▶ _Directive_
Extract from the listing each line in which the word "JSON" appears.

::: Entries shown :::

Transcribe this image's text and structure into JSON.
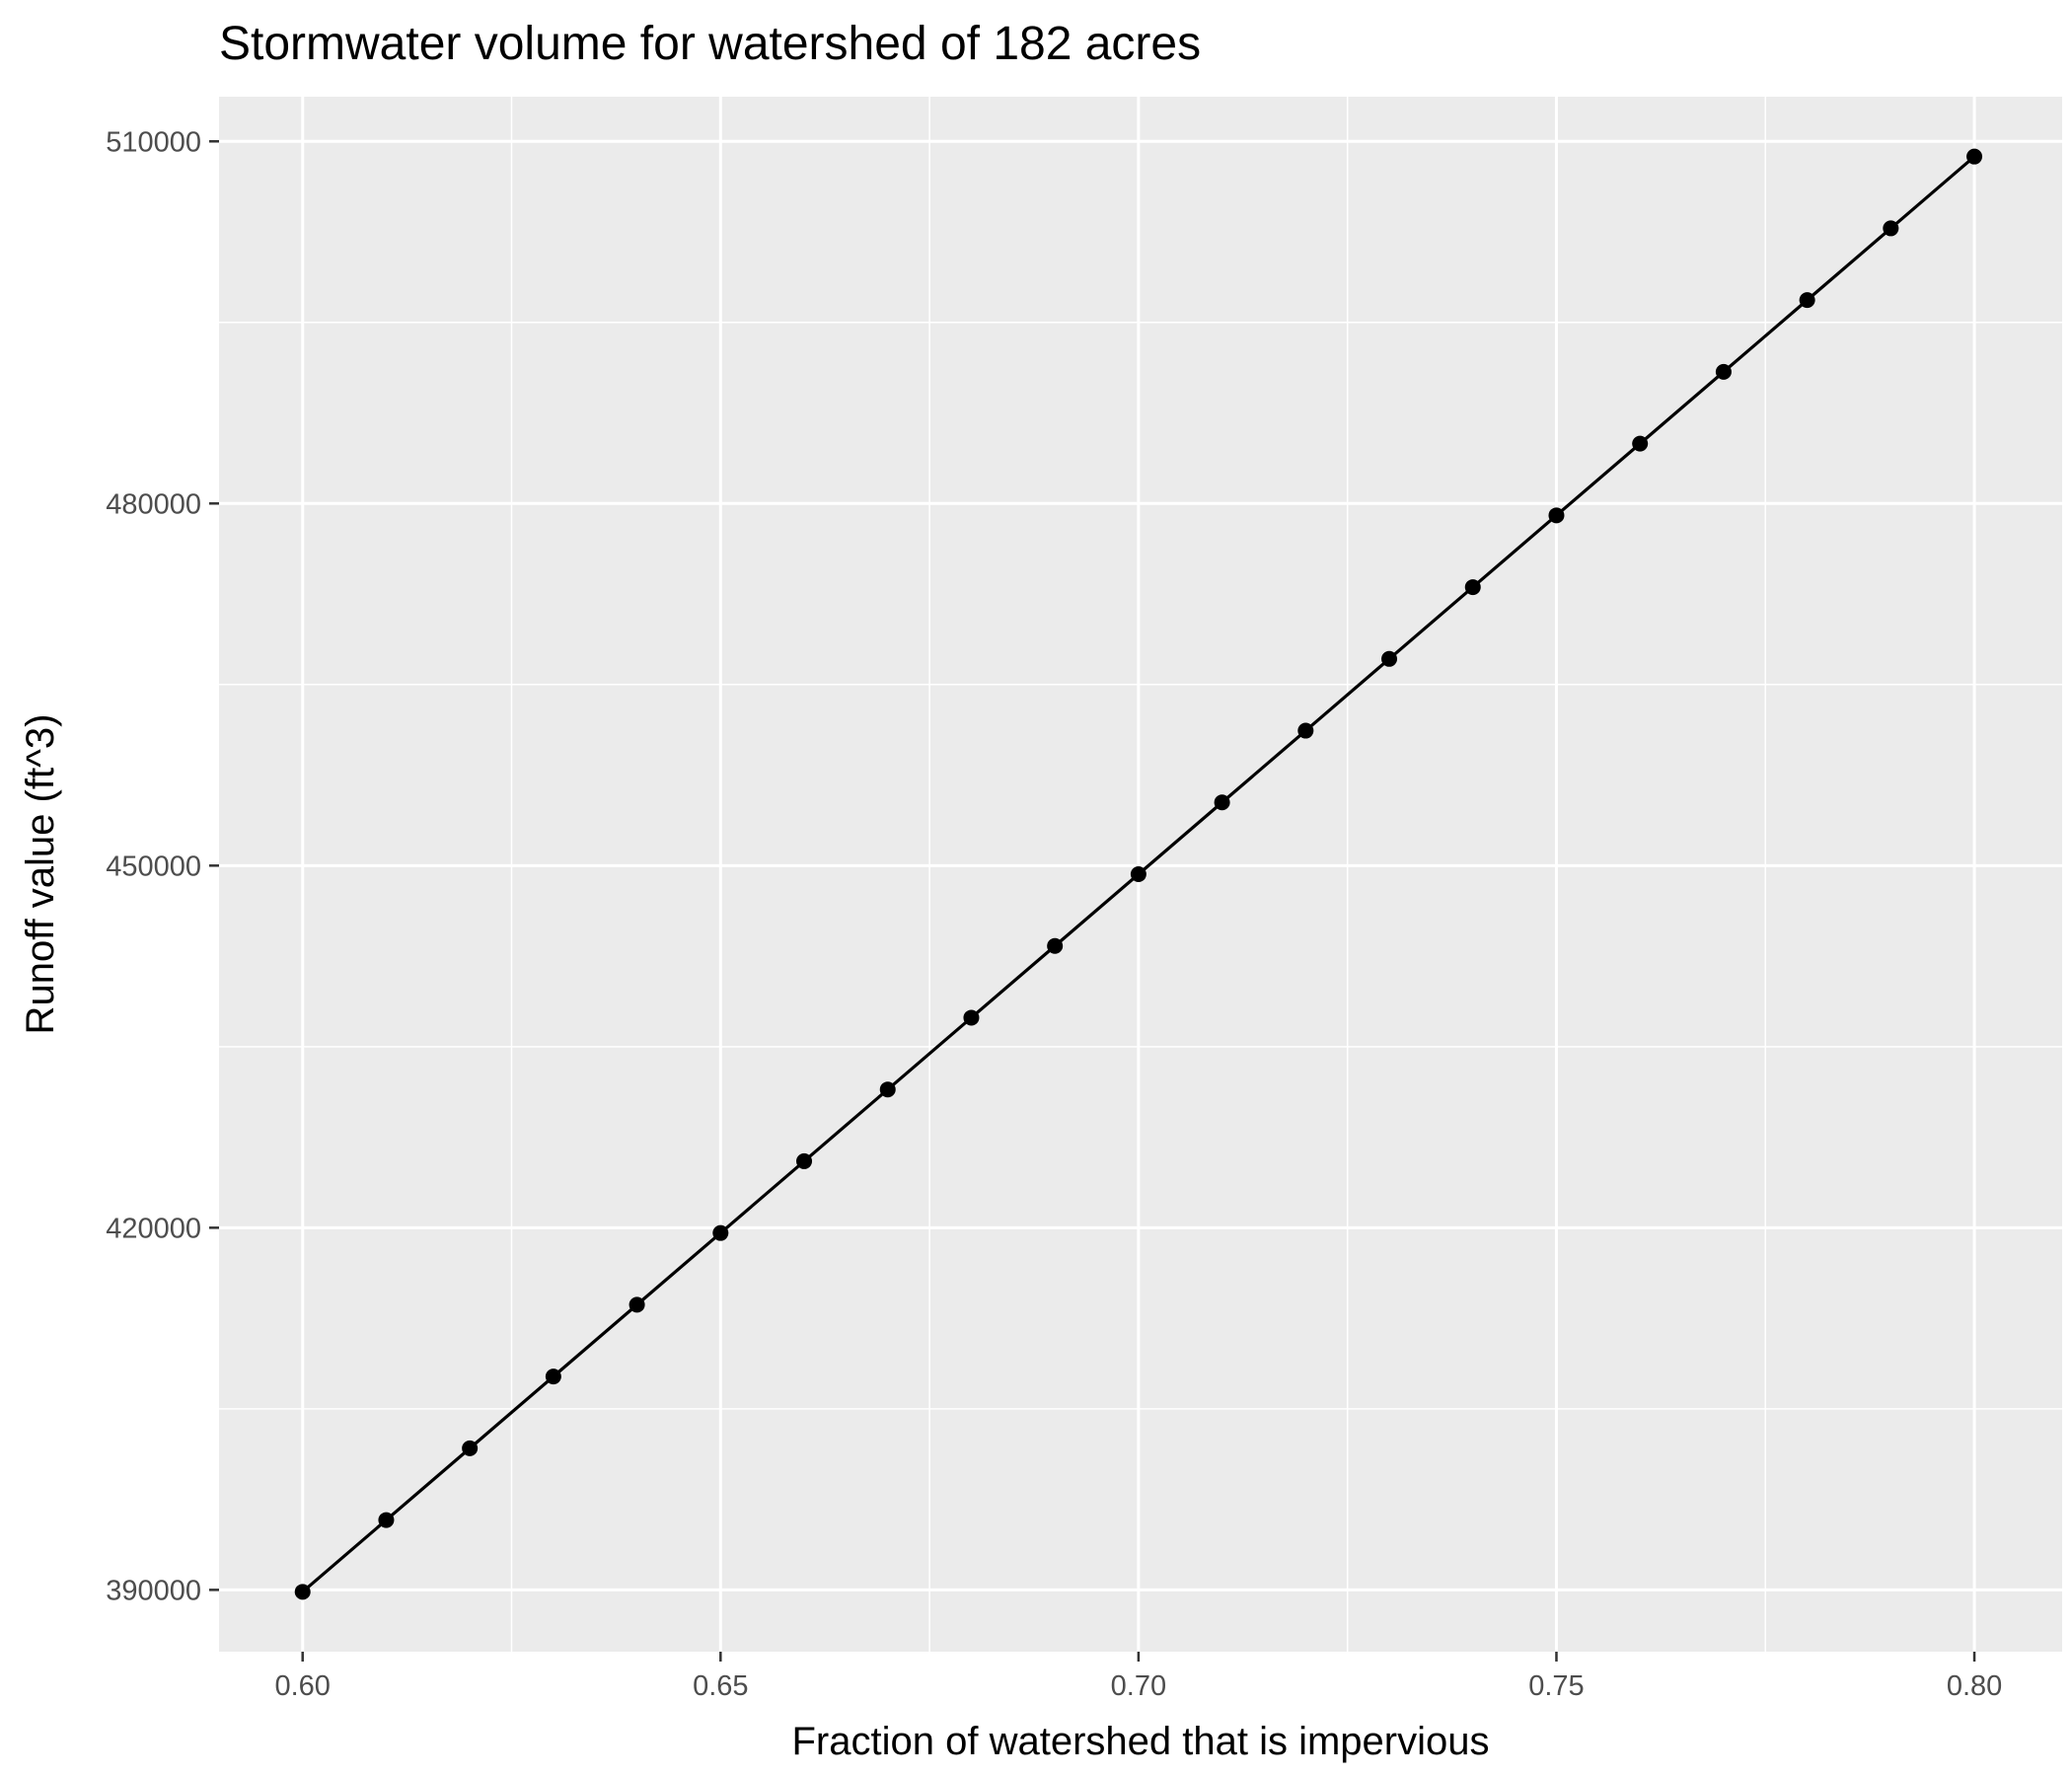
{
  "chart_data": {
    "type": "line",
    "title": "Stormwater volume for watershed of 182 acres",
    "xlabel": "Fraction of watershed that is impervious",
    "ylabel": "Runoff value (ft^3)",
    "x": [
      0.6,
      0.61,
      0.62,
      0.63,
      0.64,
      0.65,
      0.66,
      0.67,
      0.68,
      0.69,
      0.7,
      0.71,
      0.72,
      0.73,
      0.74,
      0.75,
      0.76,
      0.77,
      0.78,
      0.79,
      0.8
    ],
    "series": [
      {
        "values": [
          389840,
          395785,
          401730,
          407675,
          413620,
          419565,
          425510,
          431455,
          437400,
          443345,
          449290,
          455235,
          461180,
          467125,
          473070,
          479015,
          484960,
          490905,
          496850,
          502795,
          508740
        ]
      }
    ],
    "xlim": [
      0.59,
      0.8105
    ],
    "ylim": [
      384880,
      513700
    ],
    "x_ticks": [
      "0.60",
      "0.65",
      "0.70",
      "0.75",
      "0.80"
    ],
    "y_ticks": [
      "390000",
      "420000",
      "450000",
      "480000",
      "510000"
    ],
    "grid": true,
    "legend": "none",
    "colors": {
      "panel_background": "#ebebeb",
      "grid": "#ffffff",
      "series": "#000000",
      "tick_label": "#4d4d4d"
    }
  }
}
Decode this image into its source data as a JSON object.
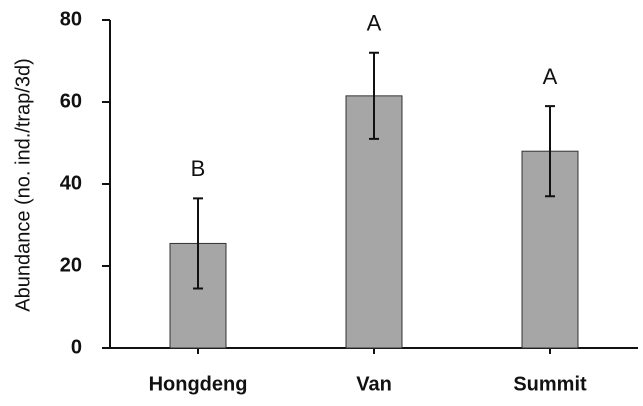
{
  "chart_data": {
    "type": "bar",
    "y_label": "Abundance (no. ind./trap/3d)",
    "categories": [
      "Hongdeng",
      "Van",
      "Summit"
    ],
    "values": [
      25.5,
      61.5,
      48
    ],
    "errors": [
      11,
      10.5,
      11
    ],
    "letters": [
      "B",
      "A",
      "A"
    ],
    "color": "#a6a6a6",
    "ylim": [
      0,
      80
    ],
    "yticks": [
      0,
      20,
      40,
      60,
      80
    ],
    "grid": false
  }
}
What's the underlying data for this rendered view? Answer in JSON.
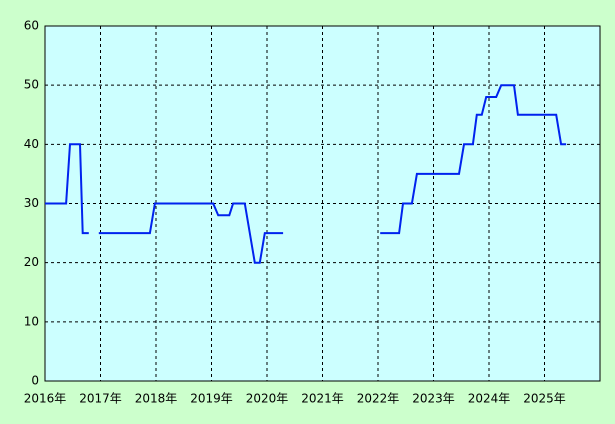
{
  "chart_data": {
    "type": "line",
    "x": [
      2016.0,
      2016.38,
      2016.45,
      2016.63,
      2016.68,
      2016.79,
      2016.9,
      2016.97,
      2017.89,
      2017.98,
      2019.03,
      2019.12,
      2019.32,
      2019.39,
      2019.6,
      2019.78,
      2019.87,
      2019.96,
      2020.29,
      2021.0,
      2022.04,
      2022.38,
      2022.45,
      2022.61,
      2022.7,
      2023.46,
      2023.55,
      2023.71,
      2023.78,
      2023.87,
      2023.95,
      2024.13,
      2024.22,
      2024.45,
      2024.52,
      2025.21,
      2025.3,
      2025.39
    ],
    "values": [
      30,
      30,
      40,
      40,
      25,
      25,
      null,
      25,
      25,
      30,
      30,
      28,
      28,
      30,
      30,
      20,
      20,
      25,
      25,
      null,
      25,
      25,
      30,
      30,
      35,
      35,
      40,
      40,
      45,
      45,
      48,
      48,
      50,
      50,
      45,
      45,
      40,
      40
    ],
    "color": "#0022ee",
    "xlim": [
      2016,
      2026
    ],
    "xticks": [
      {
        "value": 2016,
        "label": "2016年"
      },
      {
        "value": 2017,
        "label": "2017年"
      },
      {
        "value": 2018,
        "label": "2018年"
      },
      {
        "value": 2019,
        "label": "2019年"
      },
      {
        "value": 2020,
        "label": "2020年"
      },
      {
        "value": 2021,
        "label": "2021年"
      },
      {
        "value": 2022,
        "label": "2022年"
      },
      {
        "value": 2023,
        "label": "2023年"
      },
      {
        "value": 2024,
        "label": "2024年"
      },
      {
        "value": 2025,
        "label": "2025年"
      }
    ],
    "ylim": [
      0,
      60
    ],
    "yticks": [
      0,
      10,
      20,
      30,
      40,
      50,
      60
    ],
    "grid": true
  }
}
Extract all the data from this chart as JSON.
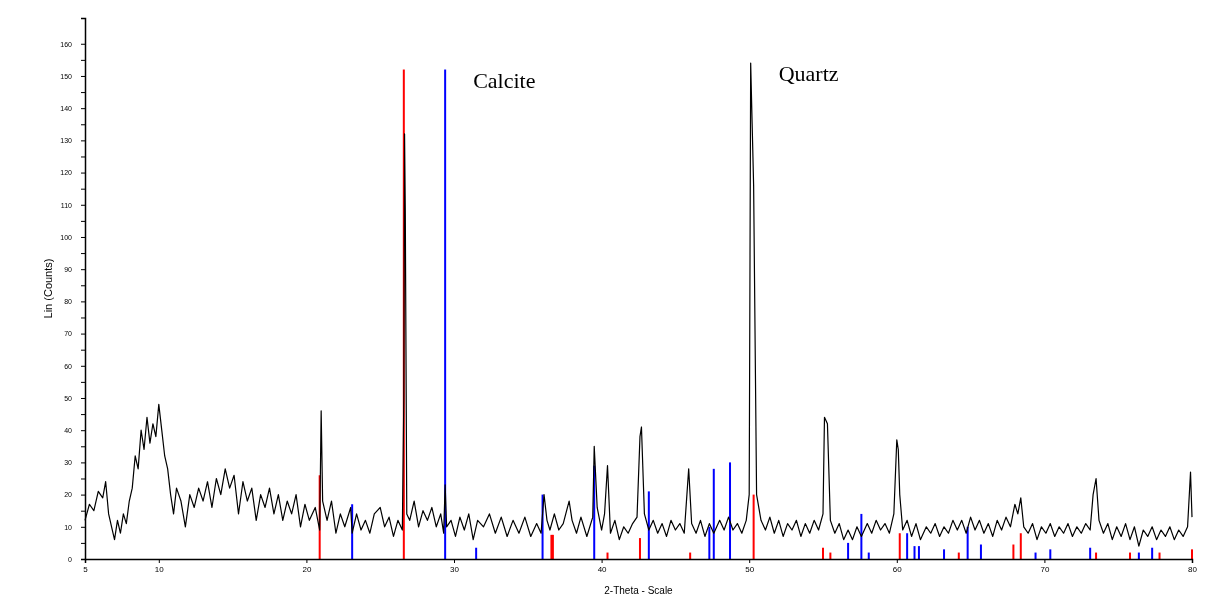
{
  "chart_data": {
    "type": "line",
    "xlabel": "2-Theta - Scale",
    "ylabel": "Lin (Counts)",
    "xlim": [
      5,
      80
    ],
    "ylim": [
      0,
      168
    ],
    "xticks": [
      5,
      10,
      20,
      30,
      40,
      50,
      60,
      70,
      80
    ],
    "yticks": [
      0,
      {
        "value": 5,
        "label": null
      },
      10,
      {
        "value": 15,
        "label": null
      },
      20,
      {
        "value": 25,
        "label": null
      },
      30,
      {
        "value": 35,
        "label": null
      },
      40,
      {
        "value": 45,
        "label": null
      },
      50,
      {
        "value": 55,
        "label": null
      },
      60,
      {
        "value": 65,
        "label": null
      },
      70,
      {
        "value": 75,
        "label": null
      },
      80,
      {
        "value": 85,
        "label": null
      },
      90,
      {
        "value": 95,
        "label": null
      },
      100,
      {
        "value": 105,
        "label": null
      },
      110,
      {
        "value": 115,
        "label": null
      },
      120,
      {
        "value": 125,
        "label": null
      },
      130,
      {
        "value": 135,
        "label": null
      },
      140,
      {
        "value": 145,
        "label": null
      },
      150,
      {
        "value": 155,
        "label": null
      },
      160
    ],
    "grid": false,
    "annotations": [
      {
        "text": "Calcite",
        "x": 29.4,
        "y": 152
      },
      {
        "text": "Quartz",
        "x": 50.1,
        "y": 154
      }
    ],
    "series": [
      {
        "type": "bar",
        "color": "#ff0000",
        "x": [
          20.9,
          26.6,
          36.6,
          36.7,
          40.4,
          42.6,
          46.0,
          50.3,
          55.0,
          55.5,
          60.2,
          64.2,
          67.9,
          68.4,
          73.5,
          75.8,
          77.8,
          80.0
        ],
        "values": [
          26,
          152,
          7.5,
          7.5,
          2,
          6.5,
          2,
          20,
          3.5,
          2,
          8,
          2,
          4.5,
          8,
          2,
          2,
          2,
          3
        ]
      },
      {
        "type": "bar",
        "color": "#0000ff",
        "x": [
          23.1,
          29.4,
          31.5,
          36.0,
          39.5,
          43.2,
          47.3,
          47.6,
          48.7,
          56.7,
          57.6,
          58.1,
          60.7,
          61.2,
          61.5,
          63.2,
          64.8,
          65.7,
          69.4,
          70.4,
          73.1,
          76.4,
          77.3
        ],
        "values": [
          17,
          152,
          3.5,
          20,
          29,
          21,
          10,
          28,
          30,
          5,
          14,
          2,
          8,
          4,
          4,
          3,
          10,
          4.5,
          2,
          3,
          3.5,
          2,
          3.5
        ]
      },
      {
        "color": "#000000",
        "x": [
          5.0,
          5.3,
          5.6,
          5.9,
          6.2,
          6.4,
          6.6,
          6.8,
          7.0,
          7.2,
          7.4,
          7.6,
          7.8,
          8.0,
          8.2,
          8.4,
          8.6,
          8.8,
          9.0,
          9.2,
          9.4,
          9.6,
          9.8,
          10.0,
          10.2,
          10.4,
          10.6,
          10.8,
          11.0,
          11.2,
          11.5,
          11.8,
          12.1,
          12.4,
          12.7,
          13.0,
          13.3,
          13.6,
          13.9,
          14.2,
          14.5,
          14.8,
          15.1,
          15.4,
          15.7,
          16.0,
          16.3,
          16.6,
          16.9,
          17.2,
          17.5,
          17.8,
          18.1,
          18.4,
          18.7,
          19.0,
          19.3,
          19.6,
          19.9,
          20.2,
          20.6,
          20.9,
          21.0,
          21.1,
          21.4,
          21.7,
          22.0,
          22.3,
          22.6,
          23.0,
          23.1,
          23.4,
          23.7,
          24.0,
          24.3,
          24.6,
          25.0,
          25.3,
          25.6,
          25.9,
          26.2,
          26.5,
          26.6,
          26.65,
          26.7,
          26.8,
          27.0,
          27.3,
          27.6,
          27.9,
          28.2,
          28.5,
          28.8,
          29.1,
          29.3,
          29.4,
          29.5,
          29.8,
          30.1,
          30.4,
          30.7,
          31.0,
          31.3,
          31.6,
          32.0,
          32.4,
          32.8,
          33.2,
          33.6,
          34.0,
          34.4,
          34.8,
          35.2,
          35.6,
          35.9,
          36.1,
          36.3,
          36.5,
          36.8,
          37.1,
          37.4,
          37.8,
          38.0,
          38.3,
          38.6,
          39.0,
          39.4,
          39.5,
          39.7,
          40.0,
          40.2,
          40.4,
          40.6,
          40.9,
          41.2,
          41.5,
          41.8,
          42.1,
          42.4,
          42.6,
          42.7,
          42.9,
          43.2,
          43.5,
          43.8,
          44.1,
          44.4,
          44.7,
          45.0,
          45.3,
          45.6,
          45.9,
          46.1,
          46.4,
          46.7,
          47.0,
          47.3,
          47.6,
          48.0,
          48.3,
          48.6,
          48.9,
          49.2,
          49.5,
          49.8,
          50.0,
          50.1,
          50.2,
          50.3,
          50.5,
          50.8,
          51.1,
          51.4,
          51.7,
          52.0,
          52.3,
          52.6,
          52.9,
          53.2,
          53.5,
          53.8,
          54.1,
          54.4,
          54.7,
          55.0,
          55.1,
          55.3,
          55.5,
          55.8,
          56.1,
          56.4,
          56.7,
          57.0,
          57.3,
          57.6,
          58.0,
          58.3,
          58.6,
          58.9,
          59.2,
          59.5,
          59.8,
          60.0,
          60.1,
          60.2,
          60.4,
          60.7,
          61.0,
          61.3,
          61.6,
          62.0,
          62.3,
          62.6,
          62.9,
          63.2,
          63.5,
          63.8,
          64.1,
          64.4,
          64.7,
          65.0,
          65.3,
          65.6,
          65.9,
          66.2,
          66.5,
          66.8,
          67.1,
          67.4,
          67.7,
          68.0,
          68.2,
          68.4,
          68.6,
          68.9,
          69.2,
          69.5,
          69.8,
          70.1,
          70.4,
          70.7,
          71.0,
          71.3,
          71.6,
          71.9,
          72.2,
          72.5,
          72.8,
          73.1,
          73.3,
          73.5,
          73.7,
          74.0,
          74.3,
          74.6,
          74.9,
          75.2,
          75.5,
          75.8,
          76.1,
          76.4,
          76.7,
          77.0,
          77.3,
          77.6,
          77.9,
          78.2,
          78.5,
          78.8,
          79.1,
          79.4,
          79.7,
          79.9,
          80.0
        ],
        "values": [
          12,
          17,
          15,
          21,
          19,
          24,
          14,
          10,
          6,
          12,
          8,
          14,
          11,
          18,
          22,
          32,
          28,
          40,
          34,
          44,
          36,
          42,
          38,
          48,
          40,
          32,
          28,
          20,
          14,
          22,
          18,
          10,
          20,
          16,
          22,
          18,
          24,
          16,
          25,
          20,
          28,
          22,
          26,
          14,
          24,
          18,
          22,
          12,
          20,
          16,
          22,
          14,
          20,
          12,
          18,
          14,
          20,
          10,
          17,
          12,
          16,
          9,
          46,
          18,
          12,
          18,
          8,
          14,
          10,
          16,
          8,
          14,
          9,
          12,
          8,
          14,
          16,
          10,
          13,
          7,
          12,
          9,
          50,
          132,
          108,
          14,
          12,
          18,
          10,
          15,
          12,
          16,
          10,
          14,
          8,
          23,
          10,
          12,
          7,
          13,
          9,
          14,
          6,
          12,
          10,
          14,
          8,
          13,
          7,
          12,
          8,
          13,
          7,
          11,
          8,
          20,
          12,
          9,
          14,
          9,
          11,
          18,
          12,
          8,
          13,
          7,
          13,
          35,
          16,
          9,
          14,
          29,
          8,
          12,
          6,
          10,
          8,
          11,
          13,
          38,
          41,
          14,
          9,
          12,
          8,
          11,
          7,
          12,
          9,
          11,
          8,
          28,
          11,
          8,
          12,
          7,
          11,
          8,
          12,
          9,
          13,
          9,
          11,
          8,
          12,
          20,
          154,
          135,
          116,
          20,
          12,
          9,
          13,
          8,
          12,
          7,
          11,
          9,
          12,
          7,
          11,
          8,
          12,
          9,
          14,
          44,
          42,
          12,
          8,
          11,
          6,
          9,
          6,
          10,
          7,
          11,
          8,
          12,
          9,
          11,
          8,
          14,
          37,
          34,
          20,
          9,
          12,
          7,
          11,
          6,
          10,
          8,
          11,
          7,
          10,
          8,
          12,
          9,
          12,
          8,
          13,
          9,
          12,
          8,
          11,
          7,
          12,
          9,
          13,
          10,
          17,
          14,
          19,
          10,
          8,
          11,
          6,
          10,
          8,
          11,
          7,
          10,
          8,
          11,
          7,
          10,
          8,
          11,
          9,
          20,
          25,
          12,
          8,
          11,
          6,
          10,
          7,
          11,
          6,
          10,
          4,
          9,
          7,
          10,
          6,
          9,
          7,
          10,
          6,
          9,
          7,
          10,
          27,
          13
        ]
      }
    ]
  }
}
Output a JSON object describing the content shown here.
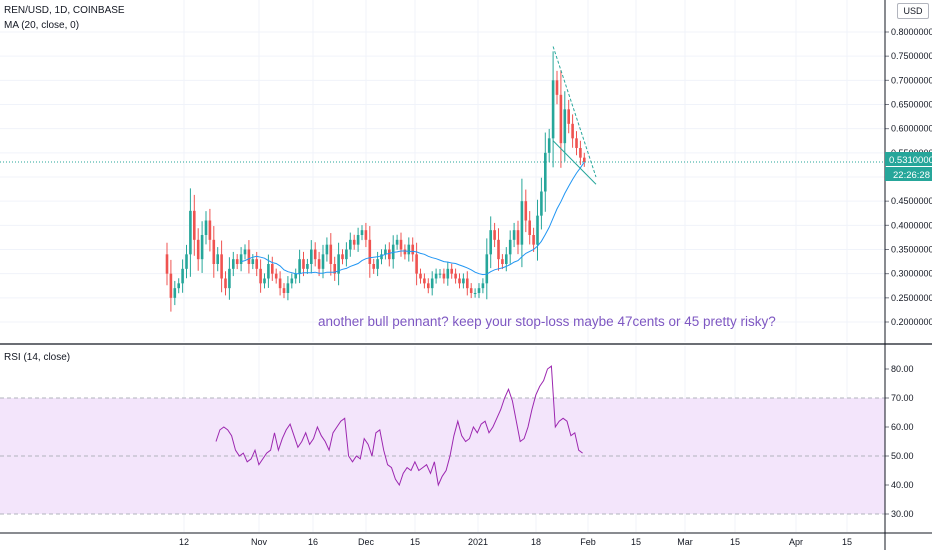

:::

▶ _Correct response_
Transcribe this image's text and structure into JSON.
Decode this image into its source data as a JSON object.
What's the underlying data for this rendered view? Answer in JSON.
Extract all the data from this chart as JSON.
Output a JSON object describing the content shown here.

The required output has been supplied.